_Written request_
Copy each line containing the word "title" from the records that follow, please.

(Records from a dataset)
········

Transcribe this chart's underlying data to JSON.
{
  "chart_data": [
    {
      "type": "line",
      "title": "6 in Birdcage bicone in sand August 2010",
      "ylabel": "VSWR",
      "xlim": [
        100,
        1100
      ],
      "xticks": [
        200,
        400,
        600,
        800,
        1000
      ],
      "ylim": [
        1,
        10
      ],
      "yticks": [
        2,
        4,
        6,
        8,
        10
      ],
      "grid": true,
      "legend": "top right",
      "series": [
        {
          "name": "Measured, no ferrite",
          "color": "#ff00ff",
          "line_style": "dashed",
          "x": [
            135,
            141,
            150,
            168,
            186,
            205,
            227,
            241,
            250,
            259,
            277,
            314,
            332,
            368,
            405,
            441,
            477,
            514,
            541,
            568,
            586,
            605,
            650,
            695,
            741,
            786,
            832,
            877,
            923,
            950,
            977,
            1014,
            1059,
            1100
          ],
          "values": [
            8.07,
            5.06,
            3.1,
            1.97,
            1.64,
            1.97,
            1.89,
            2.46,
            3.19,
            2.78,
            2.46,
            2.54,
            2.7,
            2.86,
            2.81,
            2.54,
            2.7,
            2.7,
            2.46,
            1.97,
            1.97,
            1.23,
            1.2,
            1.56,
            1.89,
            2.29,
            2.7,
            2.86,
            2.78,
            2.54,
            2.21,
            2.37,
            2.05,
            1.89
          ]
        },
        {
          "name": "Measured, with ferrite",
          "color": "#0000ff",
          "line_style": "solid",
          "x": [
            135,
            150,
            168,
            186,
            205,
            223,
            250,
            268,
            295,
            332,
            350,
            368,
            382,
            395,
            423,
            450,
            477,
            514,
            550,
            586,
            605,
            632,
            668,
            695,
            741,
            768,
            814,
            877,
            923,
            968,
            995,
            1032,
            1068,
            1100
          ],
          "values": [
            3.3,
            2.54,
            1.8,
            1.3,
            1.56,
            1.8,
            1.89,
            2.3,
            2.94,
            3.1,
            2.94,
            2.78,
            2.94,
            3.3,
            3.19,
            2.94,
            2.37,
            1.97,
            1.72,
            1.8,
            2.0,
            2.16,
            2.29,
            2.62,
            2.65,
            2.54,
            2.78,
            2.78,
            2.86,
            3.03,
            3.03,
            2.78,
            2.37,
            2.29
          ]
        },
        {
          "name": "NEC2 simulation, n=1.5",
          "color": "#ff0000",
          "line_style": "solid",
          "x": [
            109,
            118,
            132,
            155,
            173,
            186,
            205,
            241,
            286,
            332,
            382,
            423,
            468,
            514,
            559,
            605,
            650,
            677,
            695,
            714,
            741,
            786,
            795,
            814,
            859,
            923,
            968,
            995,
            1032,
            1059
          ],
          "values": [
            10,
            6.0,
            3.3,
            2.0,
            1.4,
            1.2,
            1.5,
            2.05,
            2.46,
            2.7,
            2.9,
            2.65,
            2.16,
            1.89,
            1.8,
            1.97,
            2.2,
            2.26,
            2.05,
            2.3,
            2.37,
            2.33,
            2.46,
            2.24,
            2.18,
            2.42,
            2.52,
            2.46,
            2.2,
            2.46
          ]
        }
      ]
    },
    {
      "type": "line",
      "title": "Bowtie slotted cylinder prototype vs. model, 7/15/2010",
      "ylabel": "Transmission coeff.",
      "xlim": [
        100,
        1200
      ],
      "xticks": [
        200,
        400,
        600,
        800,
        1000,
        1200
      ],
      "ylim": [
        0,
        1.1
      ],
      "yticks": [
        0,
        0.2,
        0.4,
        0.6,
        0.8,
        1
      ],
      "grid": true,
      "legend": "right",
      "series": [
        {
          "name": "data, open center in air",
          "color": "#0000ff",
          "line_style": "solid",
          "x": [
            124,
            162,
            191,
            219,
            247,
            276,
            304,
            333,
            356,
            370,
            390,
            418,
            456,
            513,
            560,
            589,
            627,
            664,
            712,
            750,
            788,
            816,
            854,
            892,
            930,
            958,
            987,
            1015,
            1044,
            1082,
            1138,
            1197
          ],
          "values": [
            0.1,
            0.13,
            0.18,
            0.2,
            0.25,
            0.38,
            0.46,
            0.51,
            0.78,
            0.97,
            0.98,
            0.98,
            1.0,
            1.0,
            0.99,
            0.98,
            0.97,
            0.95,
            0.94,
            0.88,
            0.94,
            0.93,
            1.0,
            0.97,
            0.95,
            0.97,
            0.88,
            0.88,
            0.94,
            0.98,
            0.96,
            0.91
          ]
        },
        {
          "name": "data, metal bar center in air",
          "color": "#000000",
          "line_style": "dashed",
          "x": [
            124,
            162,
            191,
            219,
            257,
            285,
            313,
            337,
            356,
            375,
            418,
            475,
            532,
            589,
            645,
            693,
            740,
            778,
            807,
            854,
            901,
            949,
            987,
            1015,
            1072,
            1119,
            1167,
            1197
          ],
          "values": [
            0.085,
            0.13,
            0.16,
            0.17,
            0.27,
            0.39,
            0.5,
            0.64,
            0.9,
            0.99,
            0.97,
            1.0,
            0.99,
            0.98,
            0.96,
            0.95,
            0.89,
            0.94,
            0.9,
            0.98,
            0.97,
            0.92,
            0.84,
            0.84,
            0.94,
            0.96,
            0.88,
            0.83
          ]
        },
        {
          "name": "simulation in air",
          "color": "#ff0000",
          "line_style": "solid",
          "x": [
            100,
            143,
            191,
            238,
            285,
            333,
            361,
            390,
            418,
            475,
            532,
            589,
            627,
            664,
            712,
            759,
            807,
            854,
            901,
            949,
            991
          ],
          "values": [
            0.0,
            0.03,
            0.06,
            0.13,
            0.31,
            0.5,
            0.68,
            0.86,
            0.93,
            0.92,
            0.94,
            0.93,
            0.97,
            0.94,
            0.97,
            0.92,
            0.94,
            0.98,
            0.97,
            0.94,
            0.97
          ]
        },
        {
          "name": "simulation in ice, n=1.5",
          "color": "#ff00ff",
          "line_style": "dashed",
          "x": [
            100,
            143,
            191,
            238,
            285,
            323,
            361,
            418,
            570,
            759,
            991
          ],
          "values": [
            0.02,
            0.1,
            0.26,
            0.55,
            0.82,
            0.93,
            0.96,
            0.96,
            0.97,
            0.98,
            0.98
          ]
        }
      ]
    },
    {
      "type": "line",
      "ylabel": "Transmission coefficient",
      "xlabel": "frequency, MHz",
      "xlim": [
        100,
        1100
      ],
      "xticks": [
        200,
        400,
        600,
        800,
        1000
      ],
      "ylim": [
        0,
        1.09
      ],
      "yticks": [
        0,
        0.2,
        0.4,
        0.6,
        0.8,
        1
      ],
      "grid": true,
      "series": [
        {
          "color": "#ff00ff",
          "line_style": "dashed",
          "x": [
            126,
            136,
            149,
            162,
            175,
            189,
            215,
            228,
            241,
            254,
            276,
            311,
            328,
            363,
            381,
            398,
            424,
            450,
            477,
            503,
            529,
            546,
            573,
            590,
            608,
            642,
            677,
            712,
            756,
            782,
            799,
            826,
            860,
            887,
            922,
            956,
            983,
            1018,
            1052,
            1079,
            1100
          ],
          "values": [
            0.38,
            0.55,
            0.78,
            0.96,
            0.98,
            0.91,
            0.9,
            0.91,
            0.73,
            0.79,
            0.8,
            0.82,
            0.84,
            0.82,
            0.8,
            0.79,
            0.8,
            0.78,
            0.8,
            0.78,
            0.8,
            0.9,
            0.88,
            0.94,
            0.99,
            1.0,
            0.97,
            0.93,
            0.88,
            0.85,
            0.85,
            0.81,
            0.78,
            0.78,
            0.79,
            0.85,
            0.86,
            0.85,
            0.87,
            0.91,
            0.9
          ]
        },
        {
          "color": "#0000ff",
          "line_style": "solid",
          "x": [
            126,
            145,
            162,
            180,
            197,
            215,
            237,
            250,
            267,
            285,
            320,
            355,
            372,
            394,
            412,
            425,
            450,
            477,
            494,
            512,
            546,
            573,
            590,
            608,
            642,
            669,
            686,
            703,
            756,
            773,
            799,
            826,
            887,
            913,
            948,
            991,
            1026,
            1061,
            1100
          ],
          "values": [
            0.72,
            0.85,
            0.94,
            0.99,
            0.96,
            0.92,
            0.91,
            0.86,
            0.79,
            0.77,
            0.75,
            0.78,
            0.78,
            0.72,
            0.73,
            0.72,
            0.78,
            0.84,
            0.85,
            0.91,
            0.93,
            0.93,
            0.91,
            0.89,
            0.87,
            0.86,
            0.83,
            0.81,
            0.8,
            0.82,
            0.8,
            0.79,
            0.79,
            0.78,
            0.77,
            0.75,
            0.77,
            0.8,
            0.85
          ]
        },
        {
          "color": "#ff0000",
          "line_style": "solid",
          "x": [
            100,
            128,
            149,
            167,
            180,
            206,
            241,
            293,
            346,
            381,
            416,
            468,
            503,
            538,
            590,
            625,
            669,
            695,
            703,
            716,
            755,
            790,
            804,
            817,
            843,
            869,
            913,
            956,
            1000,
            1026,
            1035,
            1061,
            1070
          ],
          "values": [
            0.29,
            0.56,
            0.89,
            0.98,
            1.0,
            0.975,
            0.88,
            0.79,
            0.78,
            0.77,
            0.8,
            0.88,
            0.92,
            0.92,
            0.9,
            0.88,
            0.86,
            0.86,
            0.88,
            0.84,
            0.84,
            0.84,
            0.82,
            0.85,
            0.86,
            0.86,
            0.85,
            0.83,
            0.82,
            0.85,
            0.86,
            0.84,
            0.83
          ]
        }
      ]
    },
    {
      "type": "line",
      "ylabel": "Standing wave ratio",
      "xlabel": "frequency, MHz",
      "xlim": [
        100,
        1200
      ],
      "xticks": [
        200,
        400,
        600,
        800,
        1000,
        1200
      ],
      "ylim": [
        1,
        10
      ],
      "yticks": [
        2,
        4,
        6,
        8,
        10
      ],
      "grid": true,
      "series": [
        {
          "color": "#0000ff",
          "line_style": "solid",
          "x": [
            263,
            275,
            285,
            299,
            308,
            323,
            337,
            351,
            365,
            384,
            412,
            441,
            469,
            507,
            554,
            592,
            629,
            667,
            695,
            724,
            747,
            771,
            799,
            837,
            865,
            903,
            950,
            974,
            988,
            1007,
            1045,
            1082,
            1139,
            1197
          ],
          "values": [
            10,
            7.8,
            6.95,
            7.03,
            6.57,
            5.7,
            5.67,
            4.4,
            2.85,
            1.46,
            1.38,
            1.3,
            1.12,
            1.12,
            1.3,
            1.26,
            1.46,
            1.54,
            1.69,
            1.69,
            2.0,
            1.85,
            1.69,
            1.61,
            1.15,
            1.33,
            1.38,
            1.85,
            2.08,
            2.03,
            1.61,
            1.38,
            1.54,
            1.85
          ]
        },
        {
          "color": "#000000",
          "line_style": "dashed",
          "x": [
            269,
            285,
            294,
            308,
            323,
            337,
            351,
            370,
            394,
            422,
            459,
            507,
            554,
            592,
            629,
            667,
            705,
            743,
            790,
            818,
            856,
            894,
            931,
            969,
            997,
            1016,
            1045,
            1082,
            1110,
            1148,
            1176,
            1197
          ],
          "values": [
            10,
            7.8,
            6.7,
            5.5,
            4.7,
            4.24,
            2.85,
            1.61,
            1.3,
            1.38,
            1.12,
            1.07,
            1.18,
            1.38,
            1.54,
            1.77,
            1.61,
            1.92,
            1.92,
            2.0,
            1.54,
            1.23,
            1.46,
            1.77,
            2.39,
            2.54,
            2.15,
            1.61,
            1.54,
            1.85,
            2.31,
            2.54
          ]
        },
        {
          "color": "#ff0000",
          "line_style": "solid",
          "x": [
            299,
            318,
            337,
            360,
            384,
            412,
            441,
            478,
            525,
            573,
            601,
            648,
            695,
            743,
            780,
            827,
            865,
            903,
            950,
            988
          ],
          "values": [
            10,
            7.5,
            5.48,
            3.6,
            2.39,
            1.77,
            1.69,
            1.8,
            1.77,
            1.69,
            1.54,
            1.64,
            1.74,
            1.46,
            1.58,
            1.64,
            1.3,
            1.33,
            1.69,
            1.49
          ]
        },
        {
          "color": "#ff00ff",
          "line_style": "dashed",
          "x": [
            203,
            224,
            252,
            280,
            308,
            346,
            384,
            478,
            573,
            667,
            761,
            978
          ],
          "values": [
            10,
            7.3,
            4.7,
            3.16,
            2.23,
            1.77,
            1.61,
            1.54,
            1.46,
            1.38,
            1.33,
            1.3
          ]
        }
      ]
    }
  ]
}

········

_Exercise answer_
      "title": "6 in Birdcage bicone in sand August 2010",
      "title": "Bowtie slotted cylinder prototype vs. model, 7/15/2010",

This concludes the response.